━━ STORED RECORDS

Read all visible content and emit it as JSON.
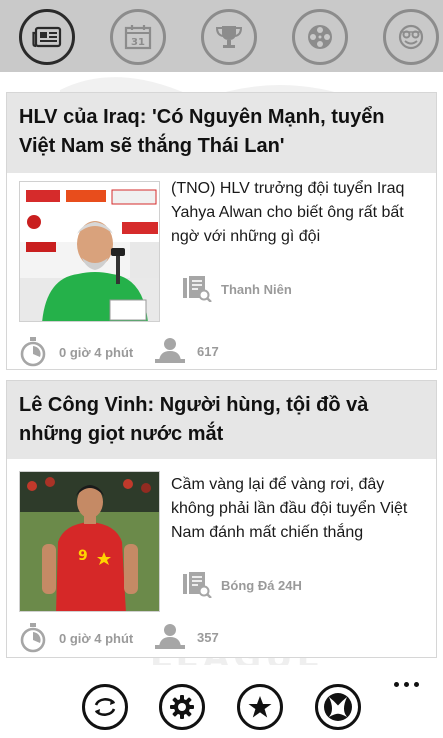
{
  "tabs": [
    {
      "icon": "news-icon",
      "active": true
    },
    {
      "icon": "calendar-icon",
      "day": "31",
      "active": false
    },
    {
      "icon": "trophy-icon",
      "active": false
    },
    {
      "icon": "film-reel-icon",
      "active": false
    },
    {
      "icon": "mask-icon",
      "active": false
    }
  ],
  "articles": [
    {
      "title": "HLV của Iraq: 'Có Nguyên Mạnh, tuyển Việt Nam sẽ thắng Thái Lan'",
      "summary": "(TNO) HLV trưởng đội tuyển Iraq Yahya Alwan cho biết ông rất bất ngờ với những gì đội",
      "source": "Thanh Niên",
      "time": "0 giờ 4 phút",
      "views": "617"
    },
    {
      "title": "Lê Công Vinh: Người hùng, tội đồ và những giọt nước mắt",
      "summary": "Cầm vàng lại để vàng rơi, đây không phải lần đầu đội tuyển Việt Nam đánh mất chiến thắng",
      "source": "Bóng Đá 24H",
      "time": "0 giờ 4 phút",
      "views": "357"
    }
  ],
  "appbar": {
    "buttons": [
      "refresh-icon",
      "settings-icon",
      "favorite-icon",
      "xbox-icon"
    ],
    "more_icon": "more-icon"
  },
  "colors": {
    "topbar_bg": "#c9c9c9",
    "card_head_bg": "#e6e6e6",
    "meta_gray": "#9a9a9a",
    "text_dark": "#111111"
  }
}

━━━━

TASK INSTRUCTIONS :: Extract all the data above exactly, excluding every picture.

SOLUTION TO THIS EXERCISE ::
Read all visible content and emit it as JSON.
{
  "tabs": [
    {
      "icon": "news-icon",
      "active": true
    },
    {
      "icon": "calendar-icon",
      "day": "31",
      "active": false
    },
    {
      "icon": "trophy-icon",
      "active": false
    },
    {
      "icon": "film-reel-icon",
      "active": false
    },
    {
      "icon": "mask-icon",
      "active": false
    }
  ],
  "articles": [
    {
      "title": "HLV của Iraq: 'Có Nguyên Mạnh, tuyển Việt Nam sẽ thắng Thái Lan'",
      "summary": "(TNO) HLV trưởng đội tuyển Iraq Yahya Alwan cho biết ông rất bất ngờ với những gì đội",
      "source": "Thanh Niên",
      "time": "0 giờ 4 phút",
      "views": "617"
    },
    {
      "title": "Lê Công Vinh: Người hùng, tội đồ và những giọt nước mắt",
      "summary": "Cầm vàng lại để vàng rơi, đây không phải lần đầu đội tuyển Việt Nam đánh mất chiến thắng",
      "source": "Bóng Đá 24H",
      "time": "0 giờ 4 phút",
      "views": "357"
    }
  ],
  "appbar": {
    "buttons": [
      "refresh-icon",
      "settings-icon",
      "favorite-icon",
      "xbox-icon"
    ],
    "more_icon": "more-icon"
  },
  "colors": {
    "topbar_bg": "#c9c9c9",
    "card_head_bg": "#e6e6e6",
    "meta_gray": "#9a9a9a",
    "text_dark": "#111111"
  }
}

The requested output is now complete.